WHAT YOU HAVE TO DO → Scan the lines below for the string "juzgado" and copy every one that has it.

PROVIDED RECORDS →
┌──
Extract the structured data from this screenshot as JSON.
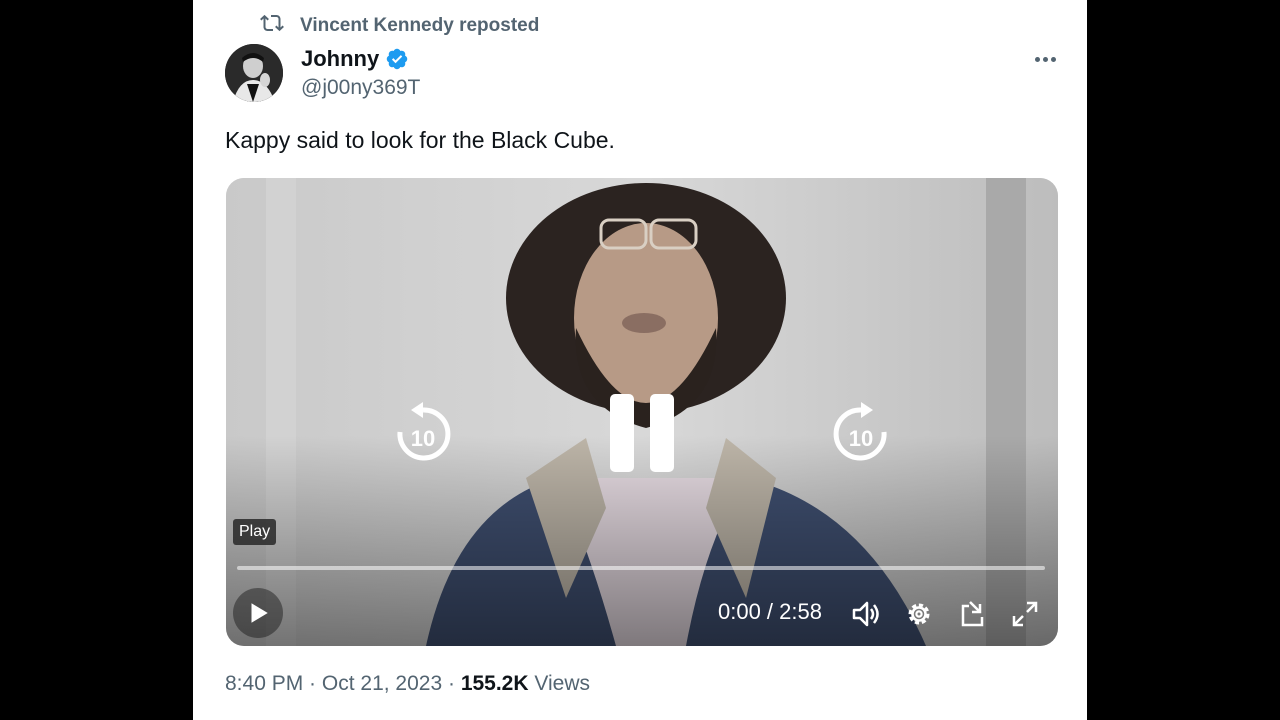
{
  "repost": {
    "text": "Vincent Kennedy reposted",
    "icon": "repost-icon"
  },
  "author": {
    "name": "Johnny",
    "handle": "@j00ny369T",
    "verified_color": "#1d9bf0"
  },
  "tweet": {
    "text": "Kappy said to look for the Black Cube."
  },
  "video": {
    "tooltip": "Play",
    "rewind_label": "10",
    "forward_label": "10",
    "time": "0:00 / 2:58",
    "progress": 0,
    "icons": [
      "play-icon",
      "pause-icon",
      "rewind-10-icon",
      "forward-10-icon",
      "volume-icon",
      "settings-icon",
      "pop-out-icon",
      "fullscreen-icon"
    ]
  },
  "meta": {
    "time": "8:40 PM",
    "separator": " · ",
    "date": "Oct 21, 2023",
    "views_count": "155.2K",
    "views_label": " Views"
  },
  "colors": {
    "text": "#0f1419",
    "muted": "#536471",
    "accent": "#1d9bf0"
  }
}
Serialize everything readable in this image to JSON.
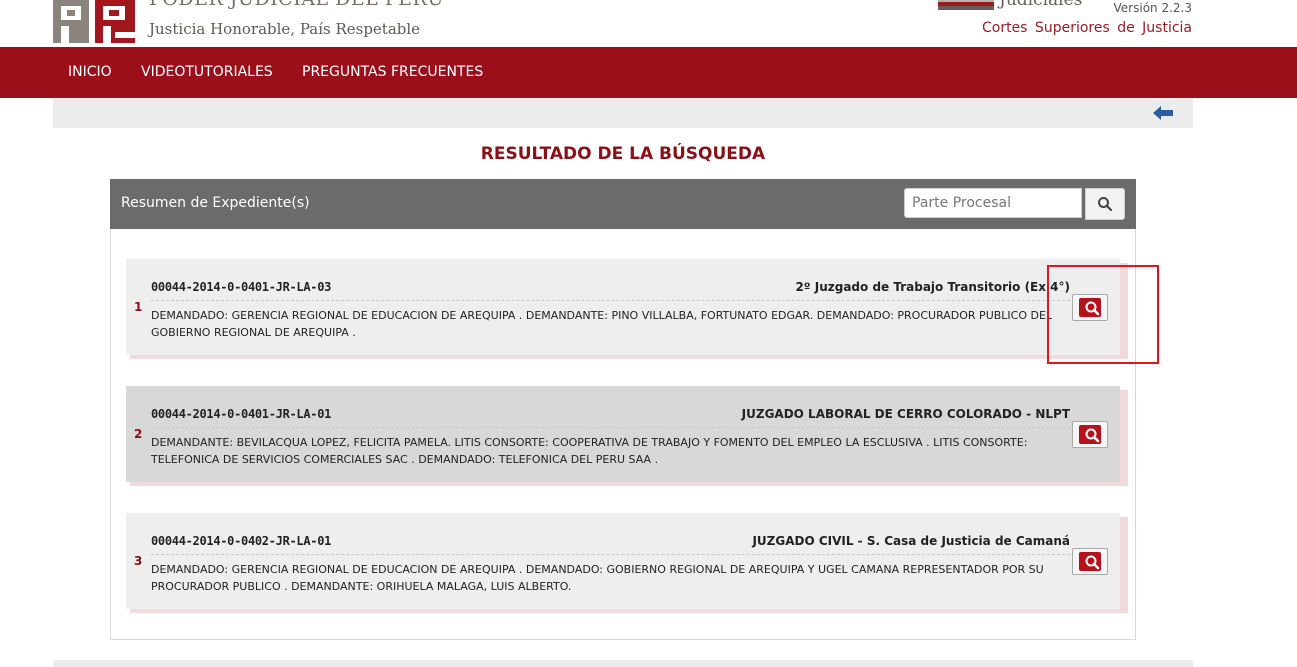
{
  "header": {
    "org_name": "PODER JUDICIAL DEL PERÚ",
    "motto": "Justicia Honorable, País Respetable",
    "system_title": "Judiciales",
    "version": "Versión 2.2.3",
    "cortes": "Cortes Superiores de Justicia",
    "brand_color": "#9a0f1a"
  },
  "nav": {
    "items": [
      {
        "label": "INICIO"
      },
      {
        "label": "VIDEOTUTORIALES"
      },
      {
        "label": "PREGUNTAS FRECUENTES"
      }
    ]
  },
  "subbar": {
    "back_icon": "arrow-left-icon"
  },
  "page_title": "RESULTADO DE LA BÚSQUEDA",
  "panel": {
    "title": "Resumen de Expediente(s)",
    "search_placeholder": "Parte Procesal",
    "search_icon": "search-icon"
  },
  "results": [
    {
      "num": "1",
      "expediente": "00044-2014-0-0401-JR-LA-03",
      "juzgado": "2º Juzgado de Trabajo Transitorio (Ex 4°)",
      "partes": "DEMANDADO: GERENCIA REGIONAL DE EDUCACION DE AREQUIPA . DEMANDANTE: PINO VILLALBA, FORTUNATO EDGAR. DEMANDADO: PROCURADOR PUBLICO DEL GOBIERNO REGIONAL DE AREQUIPA ."
    },
    {
      "num": "2",
      "expediente": "00044-2014-0-0401-JR-LA-01",
      "juzgado": "JUZGADO LABORAL DE CERRO COLORADO - NLPT",
      "partes": "DEMANDANTE: BEVILACQUA LOPEZ, FELICITA PAMELA. LITIS CONSORTE: COOPERATIVA DE TRABAJO Y FOMENTO DEL EMPLEO LA ESCLUSIVA . LITIS CONSORTE: TELEFONICA DE SERVICIOS COMERCIALES SAC . DEMANDADO: TELEFONICA DEL PERU SAA ."
    },
    {
      "num": "3",
      "expediente": "00044-2014-0-0402-JR-LA-01",
      "juzgado": "JUZGADO CIVIL - S. Casa de Justicia de Camaná",
      "partes": "DEMANDADO: GERENCIA REGIONAL DE EDUCACION DE AREQUIPA . DEMANDADO: GOBIERNO REGIONAL DE AREQUIPA Y UGEL CAMANA REPRESENTADOR POR SU PROCURADOR PUBLICO . DEMANDANTE: ORIHUELA MALAGA, LUIS ALBERTO."
    }
  ]
}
└──
ANSWER TO THIS TASK →
      "juzgado": "2º Juzgado de Trabajo Transitorio (Ex 4°)",
      "juzgado": "JUZGADO LABORAL DE CERRO COLORADO - NLPT",
      "juzgado": "JUZGADO CIVIL - S. Casa de Justicia de Camaná",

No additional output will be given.